Task to carry out: Produce a word-for-word copy of the listing below without its pictures.
* * *
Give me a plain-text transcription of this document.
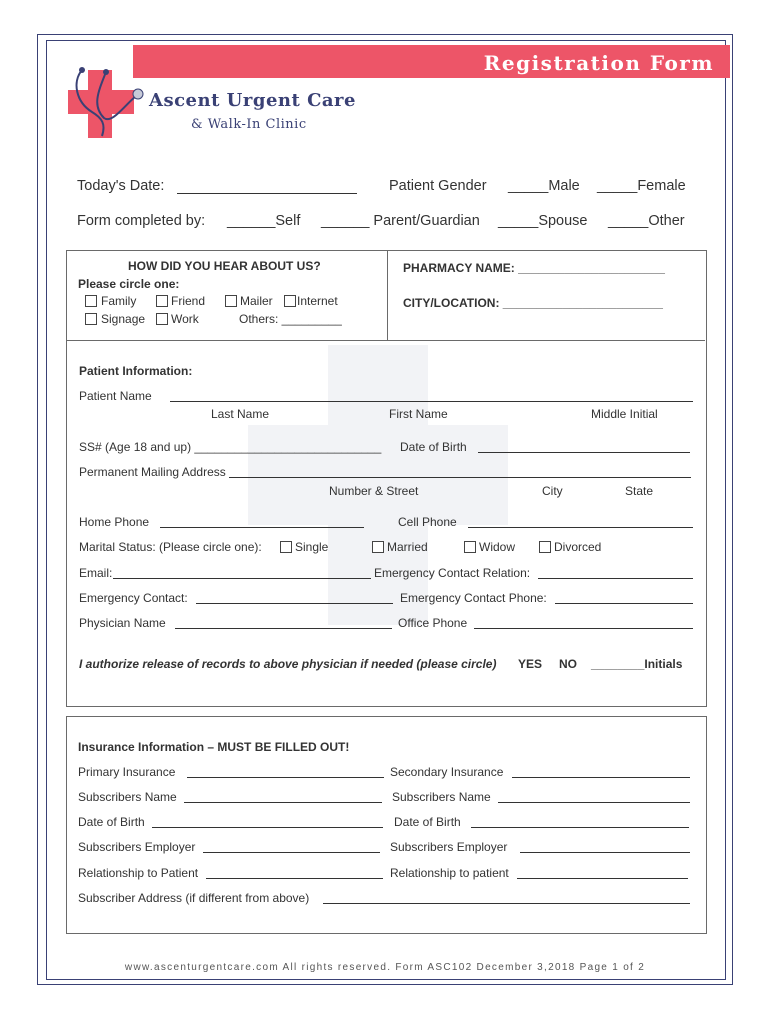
Registration Form
Ascent Urgent Care
& Walk-In Clinic
Today's Date:	Patient Gender _____Male _____Female
Form completed by: ______Self ______ Parent/Guardian _____Spouse _____Other
HOW DID YOU HEAR ABOUT US?
Please circle one:
Family	Friend	Mailer Internet
Signage Work	Others: _________
PHARMACY NAME: ______________________
CITY/LOCATION: ________________________
Patient Information:
Patient Name
Last Name	First Name	Middle Initial
SS# (Age 18 and up) ____________________________ Date of Birth
Permanent Mailing Address
Number & Street	City	State
Home Phone	Cell Phone
Marital Status: (Please circle one):	Single	Married	Widow	Divorced
Email:	Emergency Contact Relation:
Emergency Contact:	Emergency Contact Phone:
Physician Name	Office Phone
I authorize release of records to above physician if needed (please circle) YES NO ________Initials
Insurance Information – MUST BE FILLED OUT!
Primary Insurance	Secondary Insurance
Subscribers Name	Subscribers Name
Date of Birth	Date of Birth
Subscribers Employer	Subscribers Employer
Relationship to Patient	Relationship to patient
Subscriber Address (if different from above)
www.ascenturgentcare.com All rights reserved. Form ASC102 December 3,2018 Page 1 of 2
* * *
Exercise answer:
Give me a plain-text transcription of this document.
Registration Form
Ascent Urgent Care
& Walk-In Clinic
Today's Date:	Patient Gender _____Male _____Female
Form completed by: ______Self ______ Parent/Guardian _____Spouse _____Other
HOW DID YOU HEAR ABOUT US?
Please circle one:
Family	Friend	Mailer Internet
Signage Work	Others: _________
PHARMACY NAME: ______________________
CITY/LOCATION: ________________________
Patient Information:
Patient Name
Last Name	First Name	Middle Initial
SS# (Age 18 and up) ____________________________ Date of Birth
Permanent Mailing Address
Number & Street	City	State
Home Phone	Cell Phone
Marital Status: (Please circle one):	Single	Married	Widow	Divorced
Email:	Emergency Contact Relation:
Emergency Contact:	Emergency Contact Phone:
Physician Name	Office Phone
I authorize release of records to above physician if needed (please circle) YES NO ________Initials
Insurance Information – MUST BE FILLED OUT!
Primary Insurance	Secondary Insurance
Subscribers Name	Subscribers Name
Date of Birth	Date of Birth
Subscribers Employer	Subscribers Employer
Relationship to Patient	Relationship to patient
Subscriber Address (if different from above)
www.ascenturgentcare.com All rights reserved. Form ASC102 December 3,2018 Page 1 of 2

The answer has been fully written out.